## Material provided
---*---
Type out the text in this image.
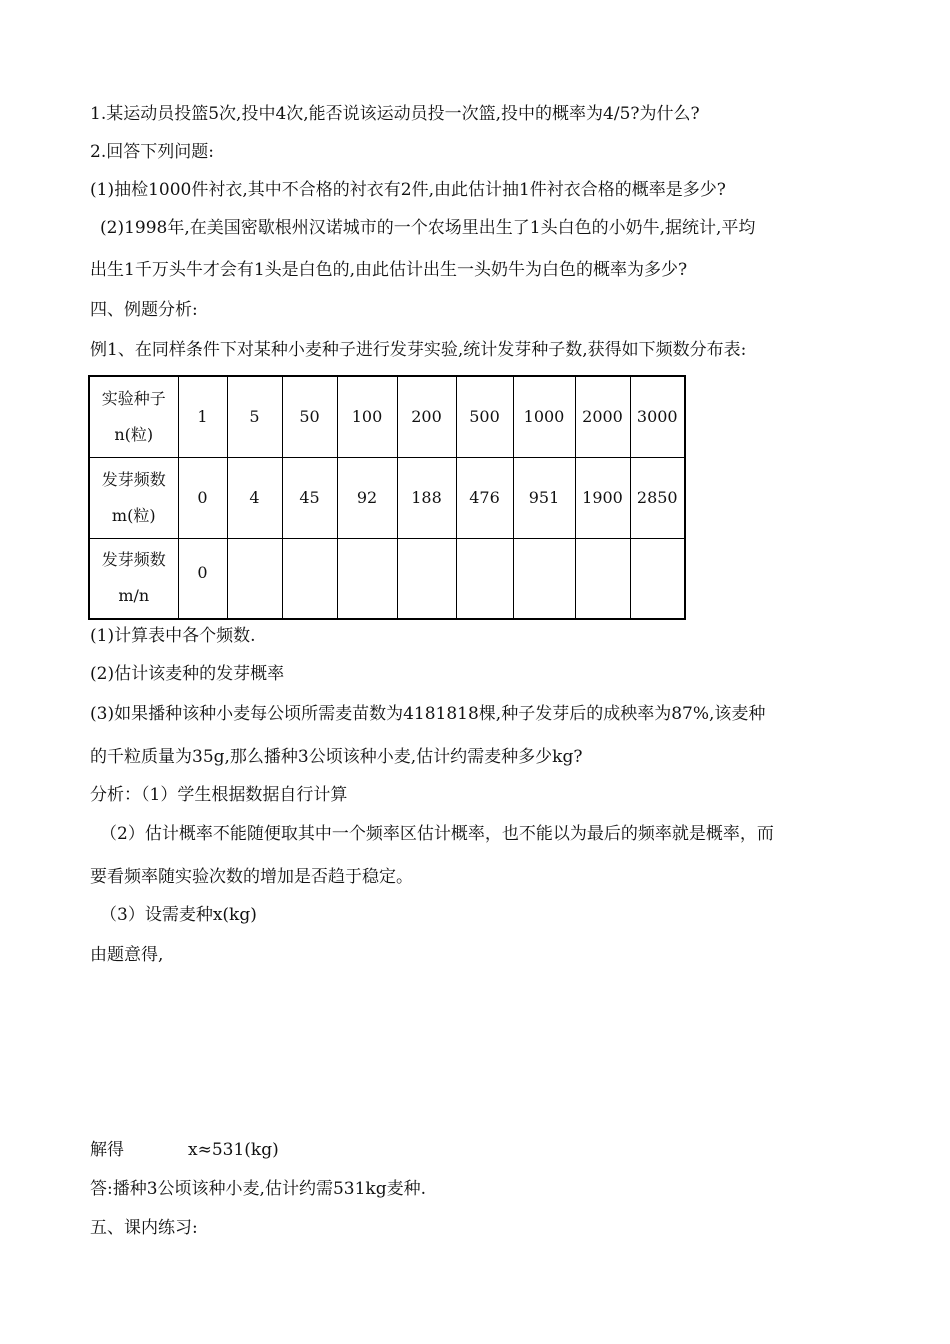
1.某运动员投篮5次,投中4次,能否说该运动员投一次篮,投中的概率为4/5?为什么?
2.回答下列问题:
(1)抽检1000件衬衣,其中不合格的衬衣有2件,由此估计抽1件衬衣合格的概率是多少?
(2)1998年,在美国密歇根州汉诺城市的一个农场里出生了1头白色的小奶牛,据统计,平均
出生1千万头牛才会有1头是白色的,由此估计出生一头奶牛为白色的概率为多少?
四、例题分析:
例1、在同样条件下对某种小麦种子进行发芽实验,统计发芽种子数,获得如下频数分布表:
实验种子
n(粒)	1	5	50	100	200	500	1000	2000	3000

发芽频数
m(粒)	0	4	45	92	188	476	951	1900	2850

发芽频数
m/n	0								
(1)计算表中各个频数.
(2)估计该麦种的发芽概率
(3)如果播种该种小麦每公顷所需麦苗数为4181818棵,种子发芽后的成秧率为87%,该麦种
的千粒质量为35g,那么播种3公顷该种小麦,估计约需麦种多少kg?
分析：（1）学生根据数据自行计算
（2）估计概率不能随便取其中一个频率区估计概率，也不能以为最后的频率就是概率，而
要看频率随实验次数的增加是否趋于稳定。
（3）设需麦种x(kg)
由题意得,
解得	x≈531(kg)
答:播种3公顷该种小麦,估计约需531kg麦种.
五、课内练习:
---*---
## Description of the task
Copy out the records above in full, exactly as written, but not the pictures.

## Solution for this exercise
Type out the text in this image.
1.某运动员投篮5次,投中4次,能否说该运动员投一次篮,投中的概率为4/5?为什么?
2.回答下列问题:
(1)抽检1000件衬衣,其中不合格的衬衣有2件,由此估计抽1件衬衣合格的概率是多少?
(2)1998年,在美国密歇根州汉诺城市的一个农场里出生了1头白色的小奶牛,据统计,平均
出生1千万头牛才会有1头是白色的,由此估计出生一头奶牛为白色的概率为多少?
四、例题分析:
例1、在同样条件下对某种小麦种子进行发芽实验,统计发芽种子数,获得如下频数分布表:
实验种子
n(粒)	1	5	50	100	200	500	1000	2000	3000

发芽频数
m(粒)	0	4	45	92	188	476	951	1900	2850

发芽频数
m/n	0								
(1)计算表中各个频数.
(2)估计该麦种的发芽概率
(3)如果播种该种小麦每公顷所需麦苗数为4181818棵,种子发芽后的成秧率为87%,该麦种
的千粒质量为35g,那么播种3公顷该种小麦,估计约需麦种多少kg?
分析：（1）学生根据数据自行计算
（2）估计概率不能随便取其中一个频率区估计概率，也不能以为最后的频率就是概率，而
要看频率随实验次数的增加是否趋于稳定。
（3）设需麦种x(kg)
由题意得,
解得	x≈531(kg)
答:播种3公顷该种小麦,估计约需531kg麦种.
五、课内练习:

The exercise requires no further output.